[Page and application data records]
•••

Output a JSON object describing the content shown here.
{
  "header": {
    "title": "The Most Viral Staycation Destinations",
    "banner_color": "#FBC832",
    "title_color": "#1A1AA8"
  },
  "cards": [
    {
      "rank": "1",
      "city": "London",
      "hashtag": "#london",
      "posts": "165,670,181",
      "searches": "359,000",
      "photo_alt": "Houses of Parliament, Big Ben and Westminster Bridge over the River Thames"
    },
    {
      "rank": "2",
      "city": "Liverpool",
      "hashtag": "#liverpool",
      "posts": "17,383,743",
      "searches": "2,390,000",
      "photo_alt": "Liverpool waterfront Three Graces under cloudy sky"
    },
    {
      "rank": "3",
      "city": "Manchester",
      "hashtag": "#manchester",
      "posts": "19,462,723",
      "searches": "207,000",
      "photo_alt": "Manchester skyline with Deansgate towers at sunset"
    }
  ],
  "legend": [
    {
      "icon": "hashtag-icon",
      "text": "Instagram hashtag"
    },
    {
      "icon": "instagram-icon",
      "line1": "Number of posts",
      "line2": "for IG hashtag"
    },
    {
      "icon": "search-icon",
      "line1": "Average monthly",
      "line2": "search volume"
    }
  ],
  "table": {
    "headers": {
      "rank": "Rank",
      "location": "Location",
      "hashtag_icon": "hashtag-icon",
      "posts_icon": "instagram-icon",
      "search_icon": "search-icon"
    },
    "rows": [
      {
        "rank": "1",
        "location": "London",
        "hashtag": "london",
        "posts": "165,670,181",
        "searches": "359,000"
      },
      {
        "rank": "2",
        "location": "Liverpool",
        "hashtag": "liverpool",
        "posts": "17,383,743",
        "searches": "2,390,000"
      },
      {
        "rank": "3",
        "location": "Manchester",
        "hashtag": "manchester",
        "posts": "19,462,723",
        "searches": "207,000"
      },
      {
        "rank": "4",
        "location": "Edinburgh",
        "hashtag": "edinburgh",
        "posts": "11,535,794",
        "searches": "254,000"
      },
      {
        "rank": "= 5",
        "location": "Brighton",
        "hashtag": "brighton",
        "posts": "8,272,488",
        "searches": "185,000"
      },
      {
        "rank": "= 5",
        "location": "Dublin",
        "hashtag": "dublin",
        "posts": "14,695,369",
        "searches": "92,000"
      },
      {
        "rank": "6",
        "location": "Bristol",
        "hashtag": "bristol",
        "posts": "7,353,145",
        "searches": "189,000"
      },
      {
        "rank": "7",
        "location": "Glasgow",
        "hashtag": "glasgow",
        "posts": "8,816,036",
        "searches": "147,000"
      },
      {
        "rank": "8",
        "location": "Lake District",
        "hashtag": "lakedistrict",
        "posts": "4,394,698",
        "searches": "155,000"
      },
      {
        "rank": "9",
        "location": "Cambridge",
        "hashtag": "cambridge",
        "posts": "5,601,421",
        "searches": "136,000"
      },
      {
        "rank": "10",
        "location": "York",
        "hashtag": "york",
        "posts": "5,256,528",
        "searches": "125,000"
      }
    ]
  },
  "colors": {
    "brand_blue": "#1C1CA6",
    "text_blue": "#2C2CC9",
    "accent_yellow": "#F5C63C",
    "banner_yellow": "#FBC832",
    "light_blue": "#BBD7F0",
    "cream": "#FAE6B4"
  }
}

•••

### [The problem]
Search the records for the word "icon" and copy out every line that holds it.

### [Written answer]
      "icon": "hashtag-icon",
      "icon": "instagram-icon",
      "icon": "search-icon",
      "hashtag_icon": "hashtag-icon",
      "posts_icon": "instagram-icon",
      "search_icon": "search-icon"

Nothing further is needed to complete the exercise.